STATED GOAL: Set down the material below word for word, excluding the pictures.
-------------------------
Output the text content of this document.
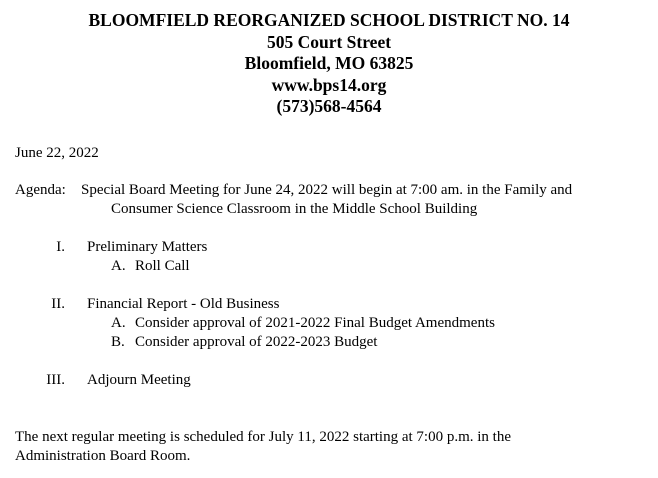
BLOOMFIELD REORGANIZED SCHOOL DISTRICT NO. 14
505 Court Street
Bloomfield, MO 63825
www.bps14.org
(573)568-4564
June 22, 2022
Agenda: Special Board Meeting for June 24, 2022 will begin at 7:00 am. in the Family and
Consumer Science Classroom in the Middle School Building
I. Preliminary Matters
A. Roll Call
II. Financial Report - Old Business
A. Consider approval of 2021-2022 Final Budget Amendments
B. Consider approval of 2022-2023 Budget
III. Adjourn Meeting
The next regular meeting is scheduled for July 11, 2022 starting at 7:00 p.m. in the
Administration Board Room.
-------------------------
EXERCISE ANSWER:
Output the text content of this document.
BLOOMFIELD REORGANIZED SCHOOL DISTRICT NO. 14
505 Court Street
Bloomfield, MO 63825
www.bps14.org
(573)568-4564
June 22, 2022
Agenda: Special Board Meeting for June 24, 2022 will begin at 7:00 am. in the Family and
Consumer Science Classroom in the Middle School Building
I. Preliminary Matters
A. Roll Call
II. Financial Report - Old Business
A. Consider approval of 2021-2022 Final Budget Amendments
B. Consider approval of 2022-2023 Budget
III. Adjourn Meeting
The next regular meeting is scheduled for July 11, 2022 starting at 7:00 p.m. in the
Administration Board Room.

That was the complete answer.